> RAW DATA:
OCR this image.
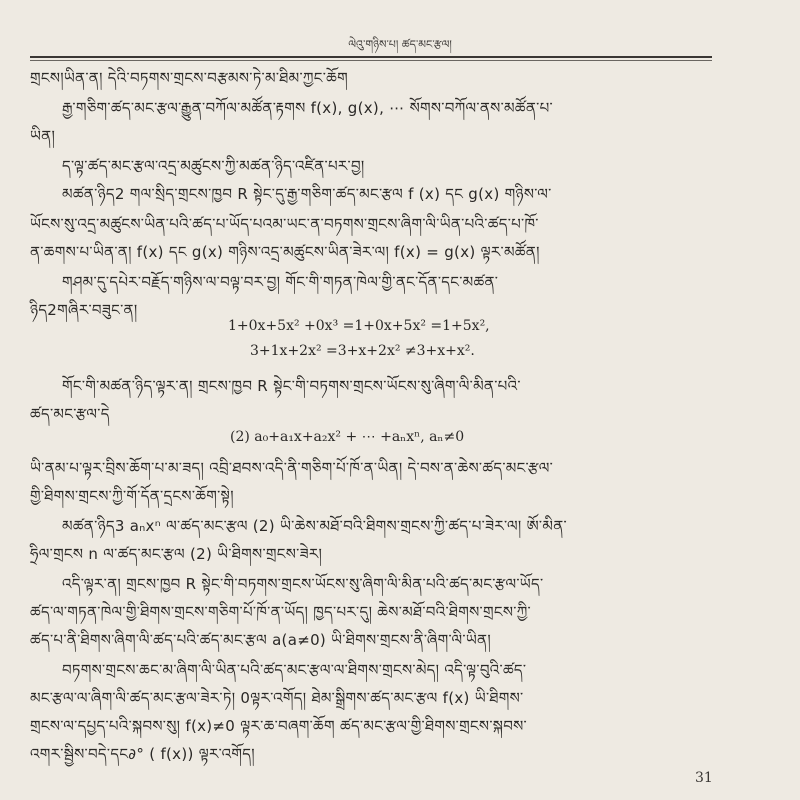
ལེའུ་གཉིས་པ། ཚད་མང་རྩལ།
གྲངས།ཡིན་ན། དེའི་བཏགས་གྲངས་བརྩམས་ཏེ་མ་ཐིམ་ཀྱང་ཆོག
རྒྱ་གཅིག་ཚད་མང་རྩལ་རྒྱུན་བཀོལ་མཚོན་རྟགས f(x), g(x), ⋯ སོགས་བཀོལ་ནས་མཚོན་པ་
ཡིན།
ད་ལྟ་ཚད་མང་རྩལ་འདྲ་མཚུངས་ཀྱི་མཚན་ཉིད་འཛིན་པར་བྱ།
མཚན་ཉིད2 གལ་སྲིད་གྲངས་ཁྱབ R སྟེང་དུ་རྒྱ་གཅིག་ཚད་མང་རྩལ f (x) དང g(x) གཉིས་ལ་
ཡོངས་སུ་འདྲ་མཚུངས་ཡིན་པའི་ཚད་པ་ཡོད་པའམ་ཡང་ན་བཏགས་གྲངས་ཞིག་ལི་ཡིན་པའི་ཚད་པ་ཁོ་
ན་ཆགས་པ་ཡིན་ན། f(x) དང g(x) གཉིས་འདྲ་མཚུངས་ཡིན་ཟེར་ལ། f(x) = g(x) ལྟར་མཚོན།
གཤམ་དུ་དཔེར་བརྗོད་གཉིས་ལ་བལྟ་བར་བྱ། གོང་གི་གཏན་ཁེལ་གྱི་ནང་དོན་དང་མཚན་
ཉིད2གཞིར་བཟུང་ན།
1+0x+5x² +0x³ =1+0x+5x² =1+5x²,
3+1x+2x² =3+x+2x² ≠3+x+x².
གོང་གི་མཚན་ཉིད་ལྟར་ན། གྲངས་ཁྱབ R སྟེང་གི་བཏགས་གྲངས་ཡོངས་སུ་ཞིག་ལི་མིན་པའི་
ཚད་མང་རྩལ་དེ
(2) a₀+a₁x+a₂x² + ⋯ +aₙxⁿ, aₙ≠0
ཡི་ནམ་པ་ལྟར་བྲིས་ཆོག་པ་མ་ཟད། འབྲི་ཐབས་འདི་ནི་གཅིག་པོ་ཁོ་ན་ཡིན། དེ་བས་ན་ཆེས་ཚད་མང་རྩལ་
གྱི་ཐིགས་གྲངས་ཀྱི་གོ་དོན་དྲངས་ཆོག་སྟེ།
མཚན་ཉིད3 aₙxⁿ ལ་ཚད་མང་རྩལ (2) ཡི་ཆེས་མཐོ་བའི་ཐིགས་གྲངས་ཀྱི་ཚད་པ་ཟེར་ལ། ཨོ་མིན་
ཧྲིལ་གྲངས n ལ་ཚད་མང་རྩལ (2) ཡི་ཐིགས་གྲངས་ཟེར།
འདི་ལྟར་ན། གྲངས་ཁྱབ R སྟེང་གི་བཏགས་གྲངས་ཡོངས་སུ་ཞིག་ལི་མིན་པའི་ཚད་མང་རྩལ་ཡོད་
ཚད་ལ་གཏན་ཁེལ་གྱི་ཐིགས་གྲངས་གཅིག་པོ་ཁོ་ན་ཡོད། ཁྱད་པར་དུ། ཆེས་མཐོ་བའི་ཐིགས་གྲངས་ཀྱི་
ཚད་པ་ནི་ཐིགས་ཞིག་ལི་ཚད་པའི་ཚད་མང་རྩལ a(a≠0) ཡི་ཐིགས་གྲངས་ནི་ཞིག་ལི་ཡིན།
བཏགས་གྲངས་ཆང་མ་ཞིག་ལི་ཡིན་པའི་ཚད་མང་རྩལ་ལ་ཐིགས་གྲངས་མེད། འདི་ལྟ་བུའི་ཚད་
མང་རྩལ་ལ་ཞིག་ལི་ཚད་མང་རྩལ་ཟེར་ཏེ། 0ལྟར་འགོད། ཐེམ་སྒྲིགས་ཚད་མང་རྩལ f(x) ཡི་ཐིགས་
གྲངས་ལ་དཔྱད་པའི་སྐབས་སུ། f(x)≠0 ལྟར་ཆ་བཞག་ཆོག ཚད་མང་རྩལ་གྱི་ཐིགས་གྲངས་སྐབས་
འགར་སྦྱིས་བདེ་དང∂° ( f(x)) ལྟར་འགོད།
31
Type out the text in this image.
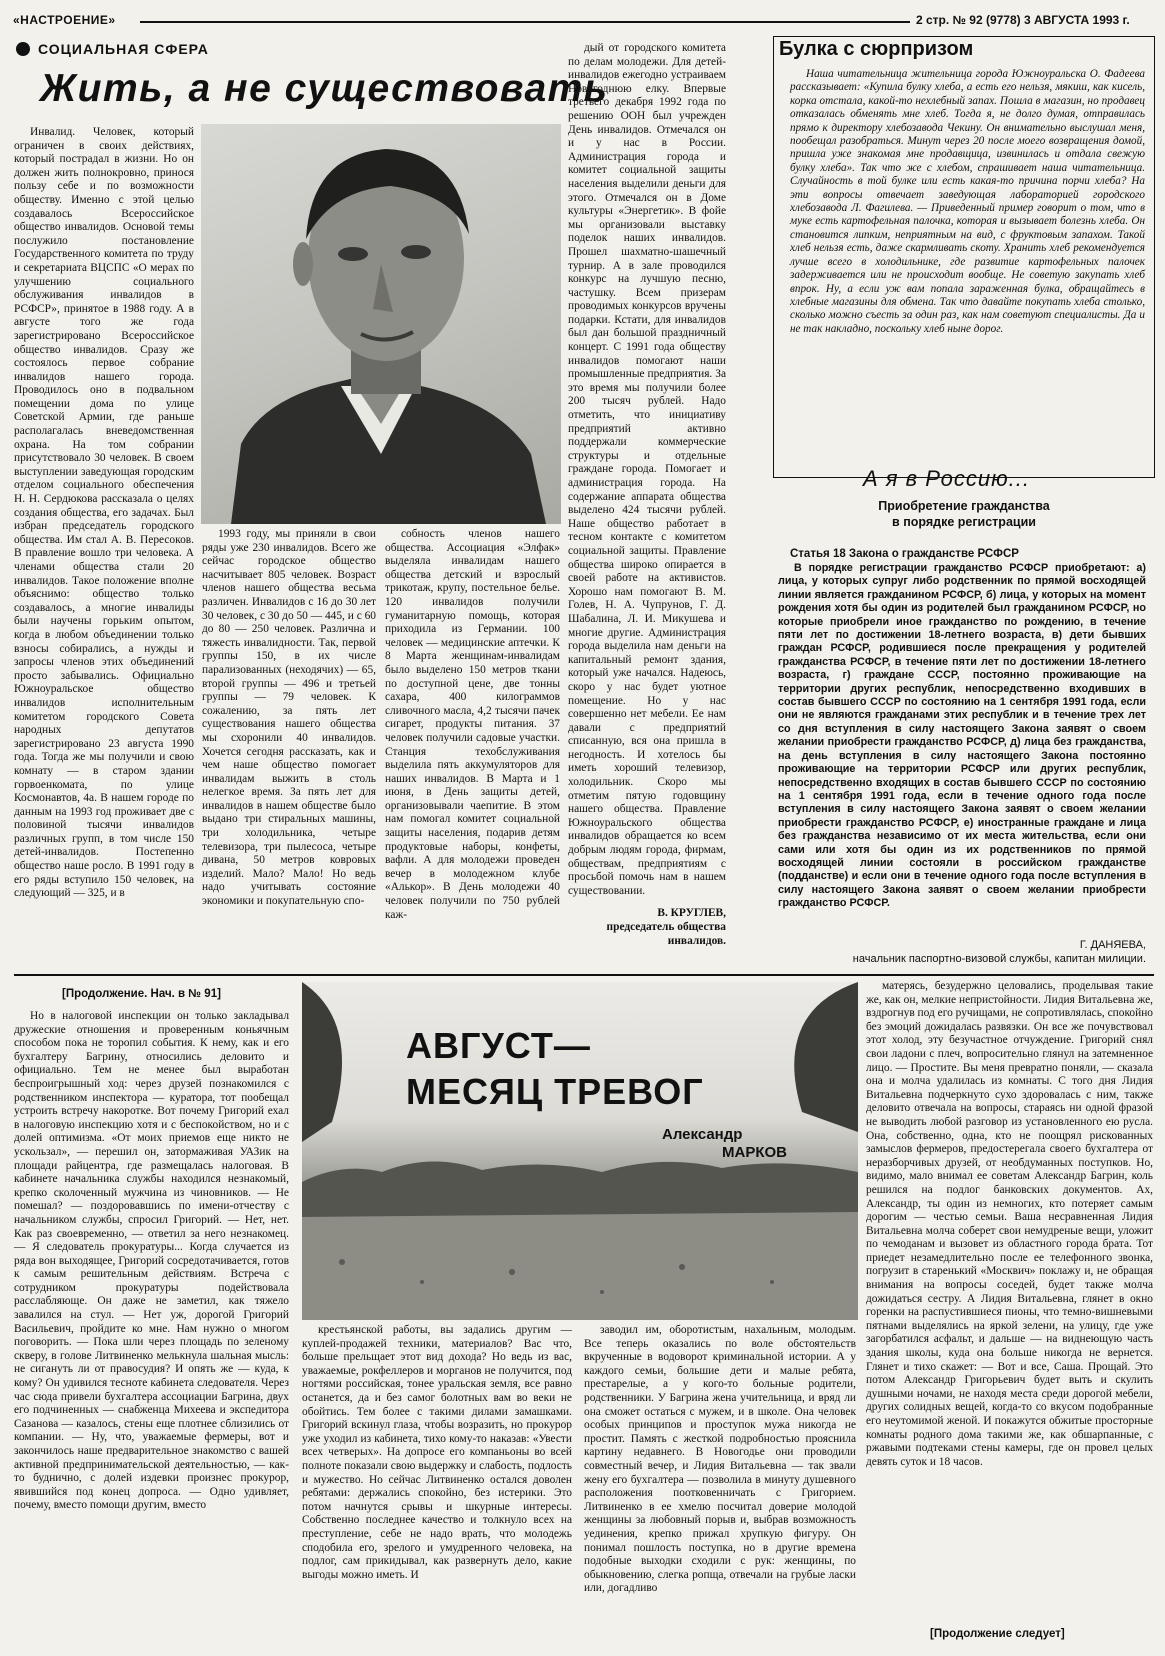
«НАСТРОЕНИЕ»	2 стр. № 92 (9778) 3 АВГУСТА 1993 г.
СОЦИАЛЬНАЯ СФЕРА
Жить, а не существовать

Инвалид. Человек, который ограничен в своих действиях, который пострадал в жизни. Но он должен жить полнокровно, принося пользу себе и по возможности обществу. Именно с этой целью создавалось Всероссийское общество инвалидов. Основой темы послужило постановление Государственного комитета по труду и секретариата ВЦСПС «О мерах по улучшению социального обслуживания инвалидов в РСФСР», принятое в 1988 году. А в августе того же года зарегистрировано Всероссийское общество инвалидов. Сразу же состоялось первое собрание инвалидов нашего города. Проводилось оно в подвальном помещении дома по улице Советской Армии, где раньше располагалась вневедомственная охрана. На том собрании присутствовало 30 человек. В своем выступлении заведующая городским отделом социального обеспечения Н. Н. Сердюкова рассказала о целях создания общества, его задачах. Был избран председатель городского общества. Им стал А. В. Пересоков. В правление вошло три человека. А членами общества стали 20 инвалидов. Такое положение вполне объяснимо: общество только создавалось, а многие инвалиды были научены горьким опытом, когда в любом объединении только взносы собирались, а нужды и запросы членов этих объединений просто забывались. Официально Южноуральское общество инвалидов исполнительным комитетом городского Совета народных депутатов зарегистрировано 23 августа 1990 года. Тогда же мы получили и свою комнату — в старом здании горвоенкомата, по улице Космонавтов, 4а. В нашем городе по данным на 1993 год проживает две с половиной тысячи инвалидов различных групп, в том числе 150 детей-инвалидов. Постепенно общество наше росло. В 1991 году в его ряды вступило 150 человек, на следующий — 325, и в

1993 году, мы приняли в свои ряды уже 230 инвалидов. Всего же сейчас городское общество насчитывает 805 человек. Возраст членов нашего общества весьма различен. Инвалидов с 16 до 30 лет 30 человек, с 30 до 50 — 445, и с 60 до 80 — 250 человек. Различна и тяжесть инвалидности. Так, первой группы 150, в их числе парализованных (неходячих) — 65, второй группы — 496 и третьей группы — 79 человек. К сожалению, за пять лет существования нашего общества мы схоронили 40 инвалидов. Хочется сегодня рассказать, как и чем наше общество помогает инвалидам выжить в столь нелегкое время. За пять лет для инвалидов в нашем обществе было выдано три стиральных машины, три холодильника, четыре телевизора, три пылесоса, четыре дивана, 50 метров ковровых изделий. Мало? Мало! Но ведь надо учитывать состояние экономики и покупательную спо-

собность членов нашего общества. Ассоциация «Элфак» выделяла инвалидам нашего общества детский и взрослый трикотаж, крупу, постельное белье. 120 инвалидов получили гуманитарную помощь, которая приходила из Германии. 100 человек — медицинские аптечки. К 8 Марта женщинам-инвалидам было выделено 150 метров ткани по доступной цене, две тонны сахара, 400 килограммов сливочного масла, 4,2 тысячи пачек сигарет, продукты питания. 37 человек получили садовые участки. Станция техобслуживания выделила пять аккумуляторов для наших инвалидов. В Марта и 1 июня, в День защиты детей, организовывали чаепитие. В этом нам помогал комитет социальной защиты населения, подарив детям продуктовые наборы, конфеты, вафли. А для молодежи проведен вечер в молодежном клубе «Алькор». В День молодежи 40 человек получили по 750 рублей каж-

дый от городского комитета по делам молодежи. Для детей-инвалидов ежегодно устраиваем Новогоднюю елку. Впервые третьего декабря 1992 года по решению ООН был учрежден День инвалидов. Отмечался он и у нас в России. Администрация города и комитет социальной защиты населения выделили деньги для этого. Отмечался он в Доме культуры «Энергетик». В фойе мы организовали выставку поделок наших инвалидов. Прошел шахматно-шашечный турнир. А в зале проводился конкурс на лучшую песню, частушку. Всем призерам проводимых конкурсов вручены подарки. Кстати, для инвалидов был дан большой праздничный концерт. С 1991 года обществу инвалидов помогают наши промышленные предприятия. За это время мы получили более 200 тысяч рублей. Надо отметить, что инициативу предприятий активно поддержали коммерческие структуры и отдельные граждане города. Помогает и администрация города. На содержание аппарата общества выделено 424 тысячи рублей. Наше общество работает в тесном контакте с комитетом социальной защиты. Правление общества широко опирается в своей работе на активистов. Хорошо нам помогают В. М. Голев, Н. А. Чупрунов, Г. Д. Шабалина, Л. И. Микушева и многие другие. Администрация города выделила нам деньги на капитальный ремонт здания, который уже начался. Надеюсь, скоро у нас будет уютное помещение. Но у нас совершенно нет мебели. Ее нам давали с предприятий списанную, вся она пришла в негодность. И хотелось бы иметь хороший телевизор, холодильник. Скоро мы отметим пятую годовщину нашего общества. Правление Южноуральского общества инвалидов обращается ко всем добрым людям города, фирмам, обществам, предприятиям с просьбой помочь нам в нашем существовании.

В. КРУГЛЕВ,
председатель общества инвалидов.
Булка с сюрпризом

Наша читательница жительница города Южноуральска О. Фадеева рассказывает: «Купила булку хлеба, а есть его нельзя, мякиш, как кисель, корка отстала, какой-то нехлебный запах. Пошла в магазин, но продавец отказалась обменять мне хлеб. Тогда я, не долго думая, отправилась прямо к директору хлебозавода Чекину. Он внимательно выслушал меня, пообещал разобраться. Минут через 20 после моего возвращения домой, пришла уже знакомая мне продавщица, извинилась и отдала свежую булку хлеба». Так что же с хлебом, спрашивает наша читательница. Случайность в той булке или есть какая-то причина порчи хлеба? На эти вопросы отвечает заведующая лабораторией городского хлебозавода Л. Фагилева. — Приведенный пример говорит о том, что в муке есть картофельная палочка, которая и вызывает болезнь хлеба. Он становится липким, неприятным на вид, с фруктовым запахом. Такой хлеб нельзя есть, даже скармливать скоту. Хранить хлеб рекомендуется лучше всего в холодильнике, где развитие картофельных палочек задерживается или не происходит вообще. Не советую закупать хлеб впрок. Ну, а если уж вам попала зараженная булка, обращайтесь в хлебные магазины для обмена. Так что давайте покупать хлеба столько, сколько можно съесть за один раз, как нам советуют специалисты. Да и не так накладно, поскольку хлеб ныне дорог.

А я в Россию...
Приобретение гражданства
в порядке регистрации
Статья 18 Закона о гражданстве РСФСР

В порядке регистрации гражданство РСФСР приобретают: а) лица, у которых супруг либо родственник по прямой восходящей линии является гражданином РСФСР, б) лица, у которых на момент рождения хотя бы один из родителей был гражданином РСФСР, но которые приобрели иное гражданство по рождению, в течение пяти лет по достижении 18-летнего возраста, в) дети бывших граждан РСФСР, родившиеся после прекращения у родителей гражданства РСФСР, в течение пяти лет по достижении 18-летнего возраста, г) граждане СССР, постоянно проживающие на территории других республик, непосредственно входивших в состав бывшего СССР по состоянию на 1 сентября 1991 года, если они не являются гражданами этих республик и в течение трех лет со дня вступления в силу настоящего Закона заявят о своем желании приобрести гражданство РСФСР, д) лица без гражданства, на день вступления в силу настоящего Закона постоянно проживающие на территории РСФСР или других республик, непосредственно входящих в состав бывшего СССР по состоянию на 1 сентября 1991 года, если в течение одного года после вступления в силу настоящего Закона заявят о своем желании приобрести гражданство РСФСР, е) иностранные граждане и лица без гражданства независимо от их места жительства, если они сами или хотя бы один из их родственников по прямой восходящей линии состояли в российском гражданстве (подданстве) и если они в течение одного года после вступления в силу настоящего Закона заявят о своем желании приобрести гражданство РСФСР.

Г. ДАНЯЕВА,
начальник паспортно-визовой службы, капитан милиции.
[Продолжение. Нач. в № 91]
АВГУСТ—
МЕСЯЦ ТРЕВОГ
Александр
МАРКОВ

Но в налоговой инспекции он только закладывал дружеские отношения и проверенным коньячным способом пока не торопил события. К нему, как и его бухгалтеру Багрину, относились деловито и официально. Тем не менее был выработан беспроигрышный ход: через друзей познакомился с родственником инспектора — куратора, тот пообещал устроить встречу накоротке. Вот почему Григорий ехал в налоговую инспекцию хотя и с беспокойством, но и с долей оптимизма. «От моих приемов еще никто не ускользал», — перешил он, затормаживая УАЗик на площади райцентра, где размещалась налоговая. В кабинете начальника службы находился незнакомый, крепко сколоченный мужчина из чиновников. — Не помешал? — поздоровавшись по имени-отчеству с начальником службы, спросил Григорий. — Нет, нет. Как раз своевременно, — ответил за него незнакомец. — Я следователь прокуратуры... Когда случается из ряда вон выходящее, Григорий сосредотачивается, готов к самым решительным действиям. Встреча с сотрудником прокуратуры подействовала расслабляюще. Он даже не заметил, как тяжело завалился на стул. — Нет уж, дорогой Григорий Васильевич, пройдите ко мне. Нам нужно о многом поговорить. — Пока шли через площадь по зеленому скверу, в голове Литвиненко мелькнула шальная мысль: не сигануть ли от правосудия? И опять же — куда, к кому? Он удивился тесноте кабинета следователя. Через час сюда привели бухгалтера ассоциации Багрина, двух его подчиненных — снабженца Михеева и экспедитора Сазанова — казалось, стены еще плотнее сблизились от компании. — Ну, что, уважаемые фермеры, вот и закончилось наше предварительное знакомство с вашей активной предпринимательской деятельностью, — как-то буднично, с долей издевки произнес прокурор, явившийся под конец допроса. — Одно удивляет, почему, вместо помощи другим, вместо

крестьянской работы, вы задались другим — куплей-продажей техники, материалов? Вас что, больше прельщает этот вид дохода? Но ведь из вас, уважаемые, рокфеллеров и морганов не получится, под ногтями российская, тонее уральская земля, все равно останется, да и без самог болотных вам во веки не обойтись. Тем более с такими дилами замашками. Григорий вскинул глаза, чтобы возразить, но прокурор уже уходил из кабинета, тихо кому-то наказав: «Увести всех четверых». На допросе его компаньоны во всей полноте показали свою выдержку и слабость, подлость и мужество. Но сейчас Литвиненко остался доволен ребятами: держались спокойно, без истерики. Это потом начнутся срывы и шкурные интересы. Собственно последнее качество и толкнуло всех на преступление, себе не надо врать, что молодежь сподобила его, зрелого и умудренного человека, на подлог, сам прикидывал, как развернуть дело, какие выгоды можно иметь. И

заводил им, оборотистым, нахальным, молодым. Все теперь оказались по воле обстоятельств вкрученные в водоворот криминальной истории. А у каждого семьи, большие дети и малые ребята, престарелые, а у кого-то больные родители, родственники. У Багрина жена учительница, и вряд ли она сможет остаться с мужем, и в школе. Она человек особых принципов и проступок мужа никогда не простит. Память с жесткой подробностью прояснила картину недавнего. В Новогодье они проводили совместный вечер, и Лидия Витальевна — так звали жену его бухгалтера — позволила в минуту душевного расположения поотковенничать с Григорием. Литвиненко в ее хмелю посчитал доверие молодой женщины за любовный порыв и, выбрав возможность уединения, крепко прижал хрупкую фигуру. Он понимал пошлость поступка, но в другие времена подобные выходки сходили с рук: женщины, по обыкновению, слегка ропща, отвечали на грубые ласки или, догадливо

матерясь, безудержно целовались, проделывая такие же, как он, мелкие непристойности. Лидия Витальевна же, вздрогнув под его ручищами, не сопротивлялась, спокойно без эмоций дожидалась развязки. Он все же почувствовал этот холод, эту безучастное отчуждение. Григорий снял свои ладони с плеч, вопросительно глянул на затемненное лицо. — Простите. Вы меня превратно поняли, — сказала она и молча удалилась из комнаты. С того дня Лидия Витальевна подчеркнуто сухо здоровалась с ним, также деловито отвечала на вопросы, стараясь ни одной фразой не выводить любой разговор из установленного ею русла. Она, собственно, одна, кто не поощрял рискованных замыслов фермеров, предостерегала своего бухгалтера от неразборчивых друзей, от необдуманных поступков. Но, видимо, мало внимал ее советам Александр Багрин, коль решился на подлог банковских документов. Ах, Александр, ты один из немногих, кто потеряет самым дорогим — честью семьи. Ваша несравненная Лидия Витальевна молча соберет свои немудреные вещи, уложит по чемоданам и вызовет из областного города брата. Тот приедет незамедлительно после ее телефонного звонка, погрузит в старенький «Москвич» поклажу и, не обращая внимания на вопросы соседей, будет также молча дожидаться сестру. А Лидия Витальевна, глянет в окно горенки на распустившиеся пионы, что темно-вишневыми пятнами выделялись на яркой зелени, на улицу, где уже загорбатился асфальт, и дальше — на виднеющую часть здания школы, куда она больше никогда не вернется. Глянет и тихо скажет: — Вот и все, Саша. Прощай. Это потом Александр Григорьевич будет выть и скулить душными ночами, не находя места среди дорогой мебели, других солидных вещей, когда-то со вкусом подобранные его неутомимой женой. И покажутся обжитые просторные комнаты родного дома такими же, как обшарпанные, с ржавыми подтеками стены камеры, где он провел целых девять суток и 18 часов.

[Продолжение следует]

> REQUIREMENT: Your answer should be a single number: the count of lines in the entries that contain the word "Продолжение".

> FULL OUTPUT: 2